**Work required**
Take each line containing "event" and report it exactly as written.
──────── The input
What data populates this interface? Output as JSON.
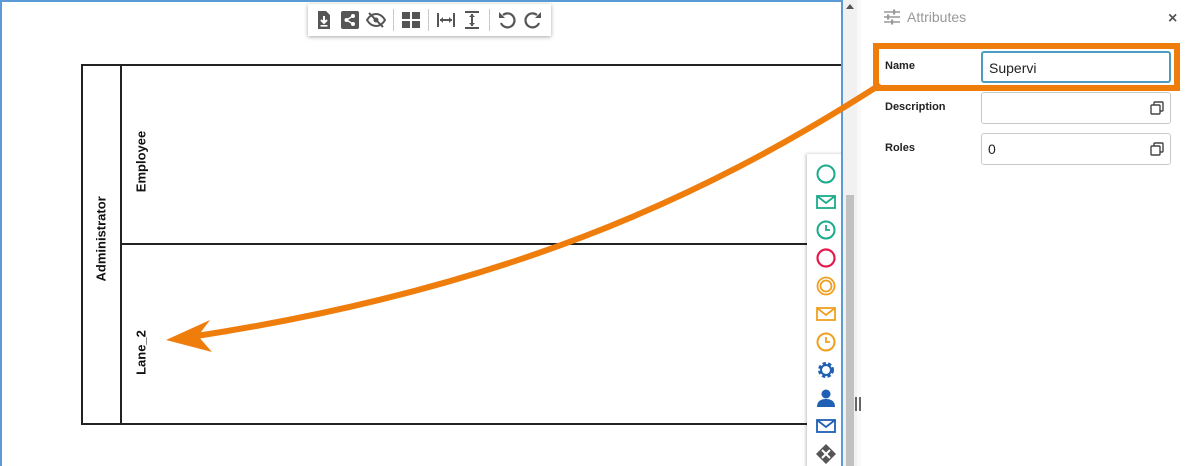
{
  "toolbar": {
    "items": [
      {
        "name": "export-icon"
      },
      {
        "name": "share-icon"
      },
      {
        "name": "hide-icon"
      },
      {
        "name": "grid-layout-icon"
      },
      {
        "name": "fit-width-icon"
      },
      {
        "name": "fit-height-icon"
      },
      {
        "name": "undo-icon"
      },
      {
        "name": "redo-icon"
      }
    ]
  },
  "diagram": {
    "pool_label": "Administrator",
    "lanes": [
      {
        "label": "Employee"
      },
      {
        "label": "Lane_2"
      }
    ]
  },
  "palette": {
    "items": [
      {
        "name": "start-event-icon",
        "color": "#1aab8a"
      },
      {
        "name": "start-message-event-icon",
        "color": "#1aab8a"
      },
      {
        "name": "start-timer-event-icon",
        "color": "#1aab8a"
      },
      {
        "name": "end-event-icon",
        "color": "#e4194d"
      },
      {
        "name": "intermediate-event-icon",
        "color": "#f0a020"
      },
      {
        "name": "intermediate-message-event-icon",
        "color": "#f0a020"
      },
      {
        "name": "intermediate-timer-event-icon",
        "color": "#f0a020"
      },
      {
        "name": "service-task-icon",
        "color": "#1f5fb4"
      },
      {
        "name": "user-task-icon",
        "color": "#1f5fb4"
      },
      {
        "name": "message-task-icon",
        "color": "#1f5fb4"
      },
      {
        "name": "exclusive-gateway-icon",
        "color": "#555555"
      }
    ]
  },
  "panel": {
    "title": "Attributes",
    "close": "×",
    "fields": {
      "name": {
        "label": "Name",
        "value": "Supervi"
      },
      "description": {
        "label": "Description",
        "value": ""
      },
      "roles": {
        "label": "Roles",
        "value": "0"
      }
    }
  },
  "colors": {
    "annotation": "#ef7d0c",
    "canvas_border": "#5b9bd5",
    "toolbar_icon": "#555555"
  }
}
────────────────
**Result for this exercise**
        "name": "start-event-icon",
        "name": "start-message-event-icon",
        "name": "start-timer-event-icon",
        "name": "end-event-icon",
        "name": "intermediate-event-icon",
        "name": "intermediate-message-event-icon",
        "name": "intermediate-timer-event-icon",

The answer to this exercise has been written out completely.